PROBLEM TO WORK ON |
Extract every line that contains the word "JSON".

═════ PROVIDED RECORDS ═════

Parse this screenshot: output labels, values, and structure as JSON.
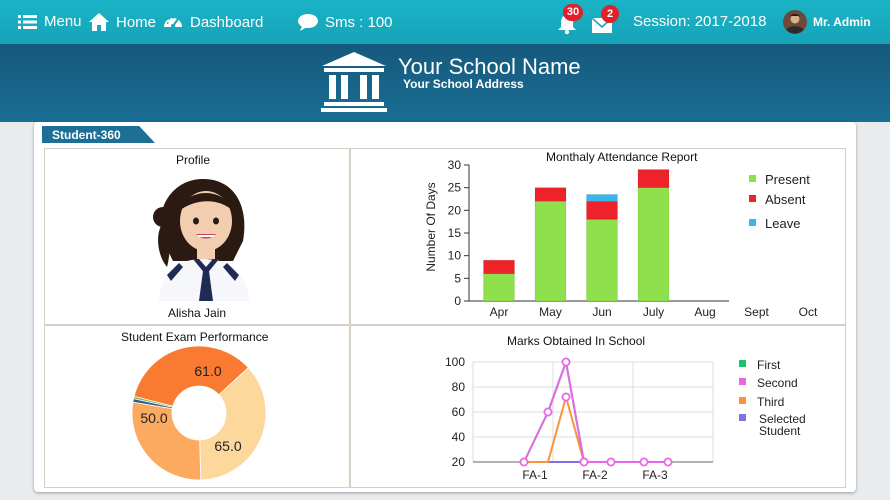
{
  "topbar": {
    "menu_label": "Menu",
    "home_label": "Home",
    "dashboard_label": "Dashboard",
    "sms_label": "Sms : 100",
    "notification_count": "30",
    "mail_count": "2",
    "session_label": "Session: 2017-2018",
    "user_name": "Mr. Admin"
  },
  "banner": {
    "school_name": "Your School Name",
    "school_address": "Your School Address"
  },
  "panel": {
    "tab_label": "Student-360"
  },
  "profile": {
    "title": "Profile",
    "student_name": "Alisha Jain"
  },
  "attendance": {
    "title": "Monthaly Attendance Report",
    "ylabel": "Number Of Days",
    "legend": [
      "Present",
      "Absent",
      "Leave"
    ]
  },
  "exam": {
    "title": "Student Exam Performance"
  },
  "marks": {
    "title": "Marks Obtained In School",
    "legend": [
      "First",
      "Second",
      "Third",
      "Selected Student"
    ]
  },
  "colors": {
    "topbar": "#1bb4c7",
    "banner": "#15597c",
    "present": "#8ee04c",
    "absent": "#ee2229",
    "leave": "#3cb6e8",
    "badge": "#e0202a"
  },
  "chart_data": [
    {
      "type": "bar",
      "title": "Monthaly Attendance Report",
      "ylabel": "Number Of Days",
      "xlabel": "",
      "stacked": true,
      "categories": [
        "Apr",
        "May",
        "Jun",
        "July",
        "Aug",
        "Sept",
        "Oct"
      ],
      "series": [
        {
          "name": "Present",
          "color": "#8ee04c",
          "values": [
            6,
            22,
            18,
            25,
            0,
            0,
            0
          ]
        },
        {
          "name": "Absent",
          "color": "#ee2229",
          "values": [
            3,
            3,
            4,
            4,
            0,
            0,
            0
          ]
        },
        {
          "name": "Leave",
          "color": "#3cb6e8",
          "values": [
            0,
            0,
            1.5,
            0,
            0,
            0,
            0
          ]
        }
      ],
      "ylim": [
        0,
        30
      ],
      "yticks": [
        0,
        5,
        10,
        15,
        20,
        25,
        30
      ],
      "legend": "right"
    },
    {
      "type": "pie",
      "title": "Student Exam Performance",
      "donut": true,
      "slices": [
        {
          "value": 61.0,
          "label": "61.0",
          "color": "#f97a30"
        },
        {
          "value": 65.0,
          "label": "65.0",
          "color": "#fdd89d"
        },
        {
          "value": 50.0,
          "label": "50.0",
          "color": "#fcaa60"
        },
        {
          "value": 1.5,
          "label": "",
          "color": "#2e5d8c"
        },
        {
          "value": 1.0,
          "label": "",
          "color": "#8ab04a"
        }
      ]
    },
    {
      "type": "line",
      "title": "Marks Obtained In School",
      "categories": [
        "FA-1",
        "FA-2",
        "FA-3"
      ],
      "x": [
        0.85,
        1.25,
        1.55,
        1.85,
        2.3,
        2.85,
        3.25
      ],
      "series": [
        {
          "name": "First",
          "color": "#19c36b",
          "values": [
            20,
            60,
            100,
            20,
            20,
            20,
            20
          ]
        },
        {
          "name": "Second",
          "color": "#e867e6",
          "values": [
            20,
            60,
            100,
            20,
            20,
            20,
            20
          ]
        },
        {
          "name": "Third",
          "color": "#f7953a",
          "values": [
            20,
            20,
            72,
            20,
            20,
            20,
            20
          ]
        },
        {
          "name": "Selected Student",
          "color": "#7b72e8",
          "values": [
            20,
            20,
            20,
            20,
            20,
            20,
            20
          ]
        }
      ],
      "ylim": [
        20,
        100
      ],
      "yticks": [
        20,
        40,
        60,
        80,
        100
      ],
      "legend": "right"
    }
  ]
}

═════
═════ PROVIDED RECORDS ═════

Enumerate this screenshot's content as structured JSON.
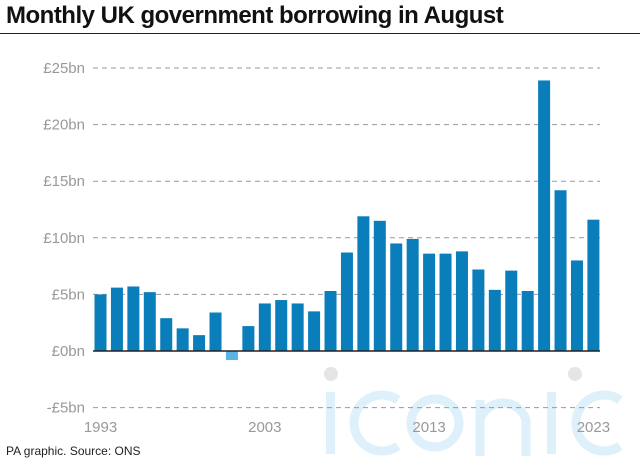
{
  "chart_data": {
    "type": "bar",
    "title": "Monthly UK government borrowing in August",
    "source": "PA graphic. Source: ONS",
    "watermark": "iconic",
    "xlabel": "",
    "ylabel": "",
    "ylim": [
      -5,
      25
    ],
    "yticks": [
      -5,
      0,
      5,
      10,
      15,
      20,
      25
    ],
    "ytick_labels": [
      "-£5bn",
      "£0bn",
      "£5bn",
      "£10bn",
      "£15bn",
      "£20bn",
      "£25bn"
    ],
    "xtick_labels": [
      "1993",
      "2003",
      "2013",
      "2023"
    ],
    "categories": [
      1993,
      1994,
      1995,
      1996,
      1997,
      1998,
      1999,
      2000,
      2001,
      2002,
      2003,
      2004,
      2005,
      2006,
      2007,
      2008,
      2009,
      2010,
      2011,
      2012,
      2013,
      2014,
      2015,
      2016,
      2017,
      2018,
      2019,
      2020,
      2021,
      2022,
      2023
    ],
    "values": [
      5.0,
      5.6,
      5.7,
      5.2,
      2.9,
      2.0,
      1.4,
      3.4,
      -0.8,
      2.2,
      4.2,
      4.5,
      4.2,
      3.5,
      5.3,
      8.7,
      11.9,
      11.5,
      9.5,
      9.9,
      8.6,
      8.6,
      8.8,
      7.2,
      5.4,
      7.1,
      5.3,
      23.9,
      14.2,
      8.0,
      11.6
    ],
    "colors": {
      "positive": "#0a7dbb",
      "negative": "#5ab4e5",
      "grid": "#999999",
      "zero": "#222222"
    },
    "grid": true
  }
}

═════

RESPONSE TO THE TASK |
Parse this screenshot: output labels, values, and structure as JSON.
Enumerate this screenshot's content as structured JSON.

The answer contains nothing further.